GOAL OF THE EXERCISE:
From the records below, copy every line that contains the word "كثرة".

Saved entries:
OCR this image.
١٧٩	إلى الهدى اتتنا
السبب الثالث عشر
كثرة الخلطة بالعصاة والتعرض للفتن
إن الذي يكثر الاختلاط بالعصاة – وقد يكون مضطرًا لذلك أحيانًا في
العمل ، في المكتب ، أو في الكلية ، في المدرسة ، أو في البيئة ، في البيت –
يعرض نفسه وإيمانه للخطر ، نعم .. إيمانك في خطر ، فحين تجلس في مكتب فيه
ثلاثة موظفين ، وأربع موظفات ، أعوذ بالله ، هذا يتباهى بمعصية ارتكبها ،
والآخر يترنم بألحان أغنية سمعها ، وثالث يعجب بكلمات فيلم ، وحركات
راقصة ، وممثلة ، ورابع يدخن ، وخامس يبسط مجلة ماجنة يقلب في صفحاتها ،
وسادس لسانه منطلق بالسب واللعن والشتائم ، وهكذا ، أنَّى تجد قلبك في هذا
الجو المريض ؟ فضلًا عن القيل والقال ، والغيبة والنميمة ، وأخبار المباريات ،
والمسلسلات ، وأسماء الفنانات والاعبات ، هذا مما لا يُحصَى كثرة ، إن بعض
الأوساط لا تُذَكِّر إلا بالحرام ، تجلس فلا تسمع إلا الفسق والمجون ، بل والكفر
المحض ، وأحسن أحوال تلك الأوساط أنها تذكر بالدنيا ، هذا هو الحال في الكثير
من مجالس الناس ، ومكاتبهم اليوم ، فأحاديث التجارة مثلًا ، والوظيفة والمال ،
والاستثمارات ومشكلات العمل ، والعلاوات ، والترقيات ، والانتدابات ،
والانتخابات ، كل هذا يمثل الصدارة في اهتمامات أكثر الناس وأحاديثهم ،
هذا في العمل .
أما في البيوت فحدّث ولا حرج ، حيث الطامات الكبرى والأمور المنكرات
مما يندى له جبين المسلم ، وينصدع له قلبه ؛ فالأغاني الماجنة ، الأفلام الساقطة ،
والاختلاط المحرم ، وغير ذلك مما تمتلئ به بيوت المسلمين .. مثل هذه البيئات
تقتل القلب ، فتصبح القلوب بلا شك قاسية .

CORRECT RESULT:
كثرة الخلطة بالعصاة والتعرض للفتن
والمسلسلات ، وأسماء الفنانات والاعبات ، هذا مما لا يُحصَى كثرة ، إن بعض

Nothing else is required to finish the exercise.